Do this: Write out every entry exactly as given, but omit the pictures.

Records contained in a dataset
Start
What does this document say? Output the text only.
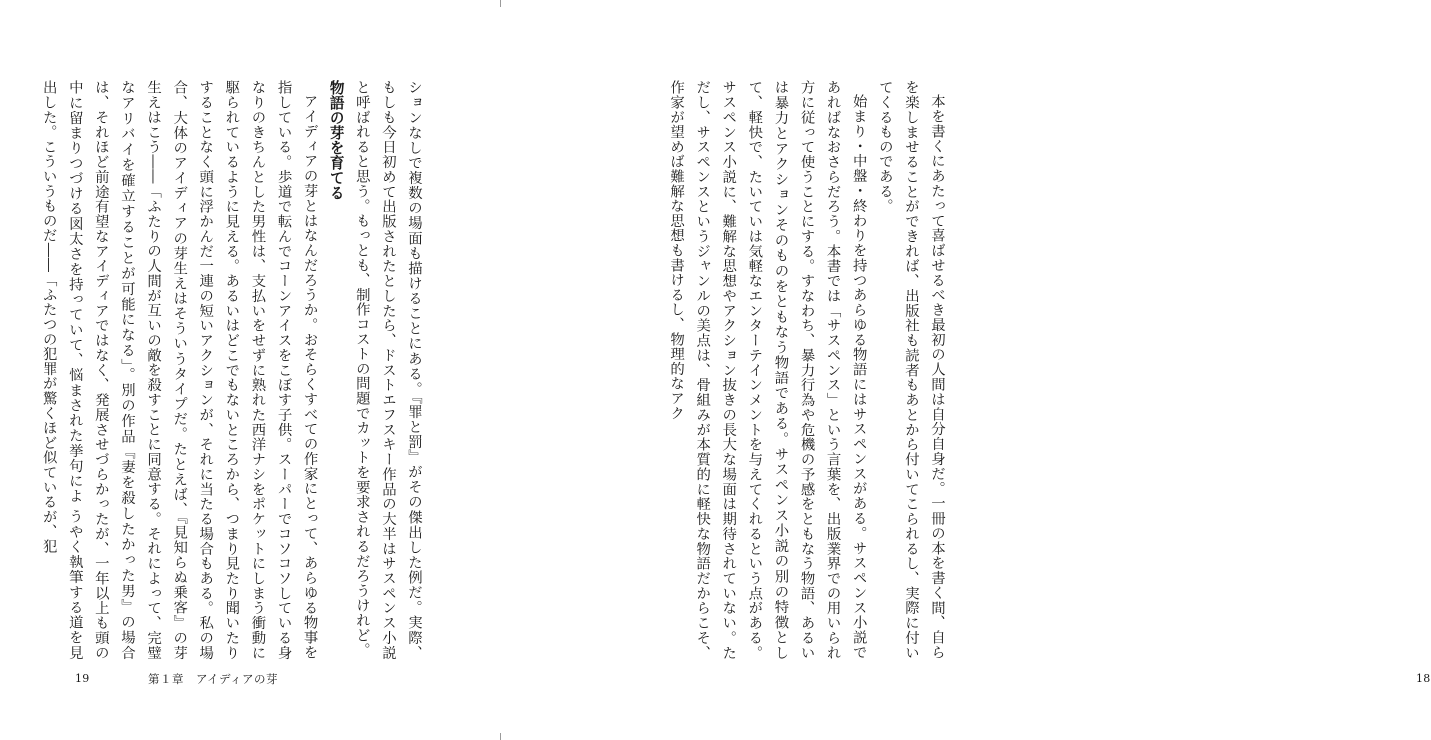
本を書くにあたって喜ばせるべき最初の人間は自分自身だ。一冊の本を書く間、自らを楽しませることができれば、出版社も読者もあとから付いてこられるし、実際に付いてくるものである。

始まり・中盤・終わりを持つあらゆる物語にはサスペンスがある。サスペンス小説であればなおさらだろう。本書では「サスペンス」という言葉を、出版業界での用いられ方に従って使うことにする。すなわち、暴力行為や危機の予感をともなう物語、あるいは暴力とアクションそのものをともなう物語である。サスペンス小説の別の特徴として、軽快で、たいていは気軽なエンターテインメントを与えてくれるという点がある。サスペンス小説に、難解な思想やアクション抜きの長大な場面は期待されていない。ただし、サスペンスというジャンルの美点は、骨組みが本質的に軽快な物語だからこそ、作家が望めば難解な思想も書けるし、物理的なアク

18

ションなしで複数の場面も描けることにある。『罪と罰』がその傑出した例だ。実際、もしも今日初めて出版されたとしたら、ドストエフスキー作品の大半はサスペンス小説と呼ばれると思う。もっとも、制作コストの問題でカットを要求されるだろうけれど。

物語の芽を育てる

アイディアの芽とはなんだろうか。おそらくすべての作家にとって、あらゆる物事を指している。歩道で転んでコーンアイスをこぼす子供。スーパーでコソコソしている身なりのきちんとした男性は、支払いをせずに熟れた西洋ナシをポケットにしまう衝動に駆られているように見える。あるいはどこでもないところから、つまり見たり聞いたりすることなく頭に浮かんだ一連の短いアクションが、それに当たる場合もある。私の場合、大体のアイディアの芽生えはそういうタイプだ。たとえば、『見知らぬ乗客』の芽生えはこう――「ふたりの人間が互いの敵を殺すことに同意する。それによって、完璧なアリバイを確立することが可能になる」。別の作品『妻を殺したかった男』の場合は、それほど前途有望なアイディアではなく、発展させづらかったが、一年以上も頭の中に留まりつづける図太さを持っていて、悩まされた挙句によ うやく執筆する道を見出した。こういうものだ――「ふたつの犯罪が驚くほど似ているが、犯

19	第１章　アイディアの芽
End
Response below:
What does this document say? Output the text only.
本を書くにあたって喜ばせるべき最初の人間は自分自身だ。一冊の本を書く間、自らを楽しませることができれば、出版社も読者もあとから付いてこられるし、実際に付いてくるものである。

始まり・中盤・終わりを持つあらゆる物語にはサスペンスがある。サスペンス小説であればなおさらだろう。本書では「サスペンス」という言葉を、出版業界での用いられ方に従って使うことにする。すなわち、暴力行為や危機の予感をともなう物語、あるいは暴力とアクションそのものをともなう物語である。サスペンス小説の別の特徴として、軽快で、たいていは気軽なエンターテインメントを与えてくれるという点がある。サスペンス小説に、難解な思想やアクション抜きの長大な場面は期待されていない。ただし、サスペンスというジャンルの美点は、骨組みが本質的に軽快な物語だからこそ、作家が望めば難解な思想も書けるし、物理的なアク

18

ションなしで複数の場面も描けることにある。『罪と罰』がその傑出した例だ。実際、もしも今日初めて出版されたとしたら、ドストエフスキー作品の大半はサスペンス小説と呼ばれると思う。もっとも、制作コストの問題でカットを要求されるだろうけれど。

物語の芽を育てる

アイディアの芽とはなんだろうか。おそらくすべての作家にとって、あらゆる物事を指している。歩道で転んでコーンアイスをこぼす子供。スーパーでコソコソしている身なりのきちんとした男性は、支払いをせずに熟れた西洋ナシをポケットにしまう衝動に駆られているように見える。あるいはどこでもないところから、つまり見たり聞いたりすることなく頭に浮かんだ一連の短いアクションが、それに当たる場合もある。私の場合、大体のアイディアの芽生えはそういうタイプだ。たとえば、『見知らぬ乗客』の芽生えはこう――「ふたりの人間が互いの敵を殺すことに同意する。それによって、完璧なアリバイを確立することが可能になる」。別の作品『妻を殺したかった男』の場合は、それほど前途有望なアイディアではなく、発展させづらかったが、一年以上も頭の中に留まりつづける図太さを持っていて、悩まされた挙句によ うやく執筆する道を見出した。こういうものだ――「ふたつの犯罪が驚くほど似ているが、犯

19	第１章　アイディアの芽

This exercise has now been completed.